[Exercise details] Scan the records and identify every line in which the string "False" occurs, then return those lines.

[Provided records]
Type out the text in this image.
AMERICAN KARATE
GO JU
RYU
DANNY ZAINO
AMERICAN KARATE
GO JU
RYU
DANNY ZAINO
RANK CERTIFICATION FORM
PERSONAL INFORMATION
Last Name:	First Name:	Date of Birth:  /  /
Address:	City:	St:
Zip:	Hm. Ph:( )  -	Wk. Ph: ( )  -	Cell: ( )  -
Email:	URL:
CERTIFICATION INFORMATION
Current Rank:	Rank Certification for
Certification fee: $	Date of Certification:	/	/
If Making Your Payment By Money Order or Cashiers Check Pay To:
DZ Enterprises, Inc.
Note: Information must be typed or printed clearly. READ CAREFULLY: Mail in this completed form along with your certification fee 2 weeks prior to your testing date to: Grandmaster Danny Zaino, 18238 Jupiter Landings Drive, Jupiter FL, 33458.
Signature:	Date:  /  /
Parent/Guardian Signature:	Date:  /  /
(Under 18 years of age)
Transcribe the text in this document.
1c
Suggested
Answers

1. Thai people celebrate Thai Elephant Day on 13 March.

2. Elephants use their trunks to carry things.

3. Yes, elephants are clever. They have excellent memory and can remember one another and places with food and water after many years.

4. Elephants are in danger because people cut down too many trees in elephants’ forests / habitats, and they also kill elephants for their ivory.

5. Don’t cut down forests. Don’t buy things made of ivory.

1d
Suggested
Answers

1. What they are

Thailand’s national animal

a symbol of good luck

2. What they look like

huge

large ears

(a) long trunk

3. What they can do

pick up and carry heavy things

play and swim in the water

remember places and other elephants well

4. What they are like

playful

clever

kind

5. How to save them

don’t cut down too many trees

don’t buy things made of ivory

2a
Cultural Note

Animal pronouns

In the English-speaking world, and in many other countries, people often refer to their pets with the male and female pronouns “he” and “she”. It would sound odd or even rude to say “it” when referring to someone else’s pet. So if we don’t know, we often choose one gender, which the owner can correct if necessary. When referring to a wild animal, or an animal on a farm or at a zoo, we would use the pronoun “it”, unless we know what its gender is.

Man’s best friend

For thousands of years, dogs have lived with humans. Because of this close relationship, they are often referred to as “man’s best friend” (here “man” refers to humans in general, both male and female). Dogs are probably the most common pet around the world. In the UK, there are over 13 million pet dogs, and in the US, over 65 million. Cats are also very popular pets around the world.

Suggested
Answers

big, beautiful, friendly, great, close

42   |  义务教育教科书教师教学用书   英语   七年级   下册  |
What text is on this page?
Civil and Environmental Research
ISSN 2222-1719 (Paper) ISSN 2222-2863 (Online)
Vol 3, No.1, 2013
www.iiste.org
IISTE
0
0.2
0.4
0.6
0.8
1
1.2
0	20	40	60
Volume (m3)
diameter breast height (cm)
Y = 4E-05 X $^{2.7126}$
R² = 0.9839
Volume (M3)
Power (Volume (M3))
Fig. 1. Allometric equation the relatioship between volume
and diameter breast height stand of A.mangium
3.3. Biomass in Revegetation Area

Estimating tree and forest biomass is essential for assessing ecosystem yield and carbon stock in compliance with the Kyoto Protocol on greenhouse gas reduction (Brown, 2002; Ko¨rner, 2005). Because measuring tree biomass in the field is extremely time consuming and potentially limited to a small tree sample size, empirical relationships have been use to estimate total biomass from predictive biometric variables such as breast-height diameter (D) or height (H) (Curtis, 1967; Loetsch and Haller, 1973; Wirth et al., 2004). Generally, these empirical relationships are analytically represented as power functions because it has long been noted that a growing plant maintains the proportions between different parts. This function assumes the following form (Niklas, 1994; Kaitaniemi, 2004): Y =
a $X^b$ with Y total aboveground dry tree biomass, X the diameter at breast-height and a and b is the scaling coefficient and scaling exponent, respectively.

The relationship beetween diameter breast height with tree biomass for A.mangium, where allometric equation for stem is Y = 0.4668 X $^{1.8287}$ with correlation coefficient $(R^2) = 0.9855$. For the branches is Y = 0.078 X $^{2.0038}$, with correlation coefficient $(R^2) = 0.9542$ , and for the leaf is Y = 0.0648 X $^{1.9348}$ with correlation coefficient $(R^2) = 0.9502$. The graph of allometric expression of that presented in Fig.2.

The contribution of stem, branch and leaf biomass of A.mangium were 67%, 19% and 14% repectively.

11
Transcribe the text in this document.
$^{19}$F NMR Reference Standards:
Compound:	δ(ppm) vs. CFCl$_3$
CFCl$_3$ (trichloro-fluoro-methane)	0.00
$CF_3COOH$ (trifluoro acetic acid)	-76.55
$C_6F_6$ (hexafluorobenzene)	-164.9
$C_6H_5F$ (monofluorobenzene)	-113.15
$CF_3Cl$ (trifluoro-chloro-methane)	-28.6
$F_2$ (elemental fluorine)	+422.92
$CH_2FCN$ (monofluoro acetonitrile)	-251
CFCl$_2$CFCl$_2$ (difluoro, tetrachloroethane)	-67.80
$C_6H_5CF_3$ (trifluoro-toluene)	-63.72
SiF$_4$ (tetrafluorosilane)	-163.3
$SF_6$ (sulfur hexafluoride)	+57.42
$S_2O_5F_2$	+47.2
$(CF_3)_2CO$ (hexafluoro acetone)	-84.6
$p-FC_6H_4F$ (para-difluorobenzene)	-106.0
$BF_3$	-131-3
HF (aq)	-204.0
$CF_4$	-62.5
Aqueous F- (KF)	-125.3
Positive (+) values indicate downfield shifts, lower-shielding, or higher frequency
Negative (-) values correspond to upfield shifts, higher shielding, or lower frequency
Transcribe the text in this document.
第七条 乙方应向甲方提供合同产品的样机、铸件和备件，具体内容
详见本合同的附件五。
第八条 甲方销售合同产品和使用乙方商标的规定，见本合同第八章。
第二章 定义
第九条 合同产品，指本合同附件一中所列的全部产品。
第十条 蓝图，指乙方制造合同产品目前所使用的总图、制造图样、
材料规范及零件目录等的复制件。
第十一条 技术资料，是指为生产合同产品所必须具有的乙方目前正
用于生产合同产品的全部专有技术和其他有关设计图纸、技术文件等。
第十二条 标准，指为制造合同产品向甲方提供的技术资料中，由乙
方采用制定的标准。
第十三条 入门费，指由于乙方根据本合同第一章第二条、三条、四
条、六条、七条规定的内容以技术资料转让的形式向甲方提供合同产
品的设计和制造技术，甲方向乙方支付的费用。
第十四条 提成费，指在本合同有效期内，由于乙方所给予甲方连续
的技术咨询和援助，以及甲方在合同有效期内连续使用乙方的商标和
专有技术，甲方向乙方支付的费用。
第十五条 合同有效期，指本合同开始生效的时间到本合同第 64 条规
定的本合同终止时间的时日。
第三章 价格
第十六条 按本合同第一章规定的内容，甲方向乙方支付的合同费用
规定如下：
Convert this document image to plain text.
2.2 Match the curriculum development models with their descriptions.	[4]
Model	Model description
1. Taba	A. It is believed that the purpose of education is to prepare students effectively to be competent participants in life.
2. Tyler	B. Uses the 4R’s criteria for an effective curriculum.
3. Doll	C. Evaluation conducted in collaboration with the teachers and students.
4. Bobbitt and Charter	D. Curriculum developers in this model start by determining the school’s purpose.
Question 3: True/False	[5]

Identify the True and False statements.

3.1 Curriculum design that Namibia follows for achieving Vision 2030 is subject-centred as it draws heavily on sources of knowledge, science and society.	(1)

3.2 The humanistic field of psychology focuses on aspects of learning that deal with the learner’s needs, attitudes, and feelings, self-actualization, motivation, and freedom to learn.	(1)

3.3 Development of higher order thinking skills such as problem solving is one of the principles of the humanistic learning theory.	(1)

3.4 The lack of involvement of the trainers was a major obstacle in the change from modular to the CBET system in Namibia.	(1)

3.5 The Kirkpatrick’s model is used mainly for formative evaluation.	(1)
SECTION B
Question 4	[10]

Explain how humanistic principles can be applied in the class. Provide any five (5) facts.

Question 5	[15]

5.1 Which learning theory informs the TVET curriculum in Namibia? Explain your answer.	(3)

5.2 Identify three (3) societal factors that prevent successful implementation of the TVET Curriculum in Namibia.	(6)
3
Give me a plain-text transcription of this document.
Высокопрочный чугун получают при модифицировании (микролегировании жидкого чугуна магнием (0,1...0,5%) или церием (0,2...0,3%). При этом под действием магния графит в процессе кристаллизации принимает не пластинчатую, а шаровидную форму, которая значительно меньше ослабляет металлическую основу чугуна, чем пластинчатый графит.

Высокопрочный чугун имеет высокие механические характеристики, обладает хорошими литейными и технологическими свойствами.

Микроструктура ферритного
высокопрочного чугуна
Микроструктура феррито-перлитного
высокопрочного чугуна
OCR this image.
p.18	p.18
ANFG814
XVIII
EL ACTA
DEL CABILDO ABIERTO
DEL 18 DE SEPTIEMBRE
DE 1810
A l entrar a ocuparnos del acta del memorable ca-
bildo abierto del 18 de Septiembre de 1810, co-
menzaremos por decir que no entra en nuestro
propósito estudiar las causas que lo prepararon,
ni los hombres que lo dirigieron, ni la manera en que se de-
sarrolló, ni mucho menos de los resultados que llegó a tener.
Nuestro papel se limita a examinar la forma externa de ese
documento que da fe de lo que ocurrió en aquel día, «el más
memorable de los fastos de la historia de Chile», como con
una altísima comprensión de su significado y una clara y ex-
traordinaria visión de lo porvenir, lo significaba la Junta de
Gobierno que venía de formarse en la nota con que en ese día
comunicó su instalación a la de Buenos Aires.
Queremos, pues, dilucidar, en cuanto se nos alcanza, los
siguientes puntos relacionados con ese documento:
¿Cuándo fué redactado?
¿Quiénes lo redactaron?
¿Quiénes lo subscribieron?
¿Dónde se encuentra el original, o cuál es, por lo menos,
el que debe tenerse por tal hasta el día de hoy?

[Answer for the task]
Question 3: True/False	[5]
Identify the True and False statements.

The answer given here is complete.